Dataset items:
=-=-=

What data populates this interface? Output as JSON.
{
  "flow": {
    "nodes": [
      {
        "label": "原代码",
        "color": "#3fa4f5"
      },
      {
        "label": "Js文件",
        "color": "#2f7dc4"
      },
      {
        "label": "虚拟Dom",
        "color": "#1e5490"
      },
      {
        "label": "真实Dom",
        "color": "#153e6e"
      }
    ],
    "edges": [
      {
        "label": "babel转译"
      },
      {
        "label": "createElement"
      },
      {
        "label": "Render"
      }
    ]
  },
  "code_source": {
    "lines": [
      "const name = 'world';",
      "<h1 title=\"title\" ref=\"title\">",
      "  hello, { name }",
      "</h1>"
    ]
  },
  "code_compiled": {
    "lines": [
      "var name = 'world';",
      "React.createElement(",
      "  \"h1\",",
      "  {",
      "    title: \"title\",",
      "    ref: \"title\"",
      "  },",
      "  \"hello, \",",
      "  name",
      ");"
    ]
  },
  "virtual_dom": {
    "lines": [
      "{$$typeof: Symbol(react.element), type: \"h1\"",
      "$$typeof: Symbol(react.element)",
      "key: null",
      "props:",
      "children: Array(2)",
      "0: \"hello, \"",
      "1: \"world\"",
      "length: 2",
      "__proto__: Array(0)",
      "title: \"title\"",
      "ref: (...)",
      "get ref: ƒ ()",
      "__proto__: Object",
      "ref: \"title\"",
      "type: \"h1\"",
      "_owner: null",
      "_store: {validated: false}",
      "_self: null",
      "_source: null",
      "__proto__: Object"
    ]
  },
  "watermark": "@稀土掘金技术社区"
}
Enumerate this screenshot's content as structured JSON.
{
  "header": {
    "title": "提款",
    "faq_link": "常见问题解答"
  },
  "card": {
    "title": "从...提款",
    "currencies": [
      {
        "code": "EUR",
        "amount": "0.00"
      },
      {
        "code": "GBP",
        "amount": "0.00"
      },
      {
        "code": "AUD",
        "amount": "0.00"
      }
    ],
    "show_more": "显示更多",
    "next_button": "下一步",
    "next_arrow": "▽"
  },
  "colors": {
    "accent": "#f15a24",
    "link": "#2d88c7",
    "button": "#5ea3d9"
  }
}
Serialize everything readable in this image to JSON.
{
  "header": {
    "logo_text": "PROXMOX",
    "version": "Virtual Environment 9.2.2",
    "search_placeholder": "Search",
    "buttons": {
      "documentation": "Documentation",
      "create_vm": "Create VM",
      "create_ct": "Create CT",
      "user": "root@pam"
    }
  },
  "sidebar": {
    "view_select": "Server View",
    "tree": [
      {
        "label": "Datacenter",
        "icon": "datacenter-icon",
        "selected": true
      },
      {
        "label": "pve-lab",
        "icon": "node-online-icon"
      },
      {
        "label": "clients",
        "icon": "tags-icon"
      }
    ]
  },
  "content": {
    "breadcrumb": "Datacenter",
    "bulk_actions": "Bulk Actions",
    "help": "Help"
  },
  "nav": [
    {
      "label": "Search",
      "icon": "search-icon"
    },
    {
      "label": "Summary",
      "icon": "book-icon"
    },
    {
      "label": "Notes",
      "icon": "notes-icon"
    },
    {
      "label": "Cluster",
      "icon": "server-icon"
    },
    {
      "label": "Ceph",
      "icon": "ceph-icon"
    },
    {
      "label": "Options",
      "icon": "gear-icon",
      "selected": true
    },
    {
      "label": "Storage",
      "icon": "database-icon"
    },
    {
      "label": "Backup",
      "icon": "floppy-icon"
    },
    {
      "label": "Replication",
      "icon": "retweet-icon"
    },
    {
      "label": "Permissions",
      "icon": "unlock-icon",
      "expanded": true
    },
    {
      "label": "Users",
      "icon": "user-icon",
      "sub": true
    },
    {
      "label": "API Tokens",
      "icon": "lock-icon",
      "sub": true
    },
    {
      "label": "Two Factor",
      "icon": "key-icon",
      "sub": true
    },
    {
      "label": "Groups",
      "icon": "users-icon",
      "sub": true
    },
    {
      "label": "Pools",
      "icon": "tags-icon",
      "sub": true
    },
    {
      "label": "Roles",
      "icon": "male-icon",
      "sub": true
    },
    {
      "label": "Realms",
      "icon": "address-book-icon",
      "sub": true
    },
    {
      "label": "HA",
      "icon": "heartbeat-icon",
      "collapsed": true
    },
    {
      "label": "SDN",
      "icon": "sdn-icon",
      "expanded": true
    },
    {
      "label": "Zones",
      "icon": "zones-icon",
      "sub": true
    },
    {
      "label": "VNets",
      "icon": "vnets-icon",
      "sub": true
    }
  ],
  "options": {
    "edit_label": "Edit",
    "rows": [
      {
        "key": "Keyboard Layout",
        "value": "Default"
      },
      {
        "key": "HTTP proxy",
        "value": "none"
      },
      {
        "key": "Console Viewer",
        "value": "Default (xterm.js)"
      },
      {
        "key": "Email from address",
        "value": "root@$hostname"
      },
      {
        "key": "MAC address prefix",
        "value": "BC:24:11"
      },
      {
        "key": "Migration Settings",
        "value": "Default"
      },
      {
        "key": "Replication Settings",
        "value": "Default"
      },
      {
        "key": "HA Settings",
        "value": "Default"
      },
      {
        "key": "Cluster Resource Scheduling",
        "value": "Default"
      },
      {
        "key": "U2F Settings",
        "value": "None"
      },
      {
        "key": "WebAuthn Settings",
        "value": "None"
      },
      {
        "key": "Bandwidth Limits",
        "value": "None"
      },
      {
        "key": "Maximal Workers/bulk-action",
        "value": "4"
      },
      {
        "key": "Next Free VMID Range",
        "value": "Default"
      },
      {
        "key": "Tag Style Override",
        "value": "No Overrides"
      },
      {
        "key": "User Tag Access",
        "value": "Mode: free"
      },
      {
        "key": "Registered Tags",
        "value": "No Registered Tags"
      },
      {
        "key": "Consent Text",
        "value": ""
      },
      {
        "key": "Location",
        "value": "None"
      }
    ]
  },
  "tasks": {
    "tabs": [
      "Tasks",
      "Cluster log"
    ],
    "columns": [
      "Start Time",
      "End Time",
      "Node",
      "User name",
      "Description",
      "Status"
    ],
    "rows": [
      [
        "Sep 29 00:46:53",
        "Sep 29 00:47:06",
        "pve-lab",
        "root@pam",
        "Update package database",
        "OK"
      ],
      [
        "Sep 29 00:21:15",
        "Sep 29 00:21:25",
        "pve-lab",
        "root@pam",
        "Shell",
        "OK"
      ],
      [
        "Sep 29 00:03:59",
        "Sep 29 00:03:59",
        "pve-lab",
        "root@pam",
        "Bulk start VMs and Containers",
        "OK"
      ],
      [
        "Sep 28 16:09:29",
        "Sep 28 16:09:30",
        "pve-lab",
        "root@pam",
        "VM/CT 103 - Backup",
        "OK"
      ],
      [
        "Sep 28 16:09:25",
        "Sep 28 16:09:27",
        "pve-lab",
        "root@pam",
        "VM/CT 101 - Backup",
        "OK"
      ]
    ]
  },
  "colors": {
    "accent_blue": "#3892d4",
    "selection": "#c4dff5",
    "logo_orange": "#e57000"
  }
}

=-=-=

Given problem — Using the data above, output each line exactly.

Right answer —
What data populates this interface? Output as JSON.
{
  "flow": {
    "nodes": [
      {
        "label": "原代码",
        "color": "#3fa4f5"
      },
      {
        "label": "Js文件",
        "color": "#2f7dc4"
      },
      {
        "label": "虚拟Dom",
        "color": "#1e5490"
      },
      {
        "label": "真实Dom",
        "color": "#153e6e"
      }
    ],
    "edges": [
      {
        "label": "babel转译"
      },
      {
        "label": "createElement"
      },
      {
        "label": "Render"
      }
    ]
  },
  "code_source": {
    "lines": [
      "const name = 'world';",
      "<h1 title=\"title\" ref=\"title\">",
      "  hello, { name }",
      "</h1>"
    ]
  },
  "code_compiled": {
    "lines": [
      "var name = 'world';",
      "React.createElement(",
      "  \"h1\",",
      "  {",
      "    title: \"title\",",
      "    ref: \"title\"",
      "  },",
      "  \"hello, \",",
      "  name",
      ");"
    ]
  },
  "virtual_dom": {
    "lines": [
      "{$$typeof: Symbol(react.element), type: \"h1\"",
      "$$typeof: Symbol(react.element)",
      "key: null",
      "props:",
      "children: Array(2)",
      "0: \"hello, \"",
      "1: \"world\"",
      "length: 2",
      "__proto__: Array(0)",
      "title: \"title\"",
      "ref: (...)",
      "get ref: ƒ ()",
      "__proto__: Object",
      "ref: \"title\"",
      "type: \"h1\"",
      "_owner: null",
      "_store: {validated: false}",
      "_self: null",
      "_source: null",
      "__proto__: Object"
    ]
  },
  "watermark": "@稀土掘金技术社区"
}
Enumerate this screenshot's content as structured JSON.
{
  "header": {
    "title": "提款",
    "faq_link": "常见问题解答"
  },
  "card": {
    "title": "从...提款",
    "currencies": [
      {
        "code": "EUR",
        "amount": "0.00"
      },
      {
        "code": "GBP",
        "amount": "0.00"
      },
      {
        "code": "AUD",
        "amount": "0.00"
      }
    ],
    "show_more": "显示更多",
    "next_button": "下一步",
    "next_arrow": "▽"
  },
  "colors": {
    "accent": "#f15a24",
    "link": "#2d88c7",
    "button": "#5ea3d9"
  }
}
Serialize everything readable in this image to JSON.
{
  "header": {
    "logo_text": "PROXMOX",
    "version": "Virtual Environment 9.2.2",
    "search_placeholder": "Search",
    "buttons": {
      "documentation": "Documentation",
      "create_vm": "Create VM",
      "create_ct": "Create CT",
      "user": "root@pam"
    }
  },
  "sidebar": {
    "view_select": "Server View",
    "tree": [
      {
        "label": "Datacenter",
        "icon": "datacenter-icon",
        "selected": true
      },
      {
        "label": "pve-lab",
        "icon": "node-online-icon"
      },
      {
        "label": "clients",
        "icon": "tags-icon"
      }
    ]
  },
  "content": {
    "breadcrumb": "Datacenter",
    "bulk_actions": "Bulk Actions",
    "help": "Help"
  },
  "nav": [
    {
      "label": "Search",
      "icon": "search-icon"
    },
    {
      "label": "Summary",
      "icon": "book-icon"
    },
    {
      "label": "Notes",
      "icon": "notes-icon"
    },
    {
      "label": "Cluster",
      "icon": "server-icon"
    },
    {
      "label": "Ceph",
      "icon": "ceph-icon"
    },
    {
      "label": "Options",
      "icon": "gear-icon",
      "selected": true
    },
    {
      "label": "Storage",
      "icon": "database-icon"
    },
    {
      "label": "Backup",
      "icon": "floppy-icon"
    },
    {
      "label": "Replication",
      "icon": "retweet-icon"
    },
    {
      "label": "Permissions",
      "icon": "unlock-icon",
      "expanded": true
    },
    {
      "label": "Users",
      "icon": "user-icon",
      "sub": true
    },
    {
      "label": "API Tokens",
      "icon": "lock-icon",
      "sub": true
    },
    {
      "label": "Two Factor",
      "icon": "key-icon",
      "sub": true
    },
    {
      "label": "Groups",
      "icon": "users-icon",
      "sub": true
    },
    {
      "label": "Pools",
      "icon": "tags-icon",
      "sub": true
    },
    {
      "label": "Roles",
      "icon": "male-icon",
      "sub": true
    },
    {
      "label": "Realms",
      "icon": "address-book-icon",
      "sub": true
    },
    {
      "label": "HA",
      "icon": "heartbeat-icon",
      "collapsed": true
    },
    {
      "label": "SDN",
      "icon": "sdn-icon",
      "expanded": true
    },
    {
      "label": "Zones",
      "icon": "zones-icon",
      "sub": true
    },
    {
      "label": "VNets",
      "icon": "vnets-icon",
      "sub": true
    }
  ],
  "options": {
    "edit_label": "Edit",
    "rows": [
      {
        "key": "Keyboard Layout",
        "value": "Default"
      },
      {
        "key": "HTTP proxy",
        "value": "none"
      },
      {
        "key": "Console Viewer",
        "value": "Default (xterm.js)"
      },
      {
        "key": "Email from address",
        "value": "root@$hostname"
      },
      {
        "key": "MAC address prefix",
        "value": "BC:24:11"
      },
      {
        "key": "Migration Settings",
        "value": "Default"
      },
      {
        "key": "Replication Settings",
        "value": "Default"
      },
      {
        "key": "HA Settings",
        "value": "Default"
      },
      {
        "key": "Cluster Resource Scheduling",
        "value": "Default"
      },
      {
        "key": "U2F Settings",
        "value": "None"
      },
      {
        "key": "WebAuthn Settings",
        "value": "None"
      },
      {
        "key": "Bandwidth Limits",
        "value": "None"
      },
      {
        "key": "Maximal Workers/bulk-action",
        "value": "4"
      },
      {
        "key": "Next Free VMID Range",
        "value": "Default"
      },
      {
        "key": "Tag Style Override",
        "value": "No Overrides"
      },
      {
        "key": "User Tag Access",
        "value": "Mode: free"
      },
      {
        "key": "Registered Tags",
        "value": "No Registered Tags"
      },
      {
        "key": "Consent Text",
        "value": ""
      },
      {
        "key": "Location",
        "value": "None"
      }
    ]
  },
  "tasks": {
    "tabs": [
      "Tasks",
      "Cluster log"
    ],
    "columns": [
      "Start Time",
      "End Time",
      "Node",
      "User name",
      "Description",
      "Status"
    ],
    "rows": [
      [
        "Sep 29 00:46:53",
        "Sep 29 00:47:06",
        "pve-lab",
        "root@pam",
        "Update package database",
        "OK"
      ],
      [
        "Sep 29 00:21:15",
        "Sep 29 00:21:25",
        "pve-lab",
        "root@pam",
        "Shell",
        "OK"
      ],
      [
        "Sep 29 00:03:59",
        "Sep 29 00:03:59",
        "pve-lab",
        "root@pam",
        "Bulk start VMs and Containers",
        "OK"
      ],
      [
        "Sep 28 16:09:29",
        "Sep 28 16:09:30",
        "pve-lab",
        "root@pam",
        "VM/CT 103 - Backup",
        "OK"
      ],
      [
        "Sep 28 16:09:25",
        "Sep 28 16:09:27",
        "pve-lab",
        "root@pam",
        "VM/CT 101 - Backup",
        "OK"
      ]
    ]
  },
  "colors": {
    "accent_blue": "#3892d4",
    "selection": "#c4dff5",
    "logo_orange": "#e57000"
  }
}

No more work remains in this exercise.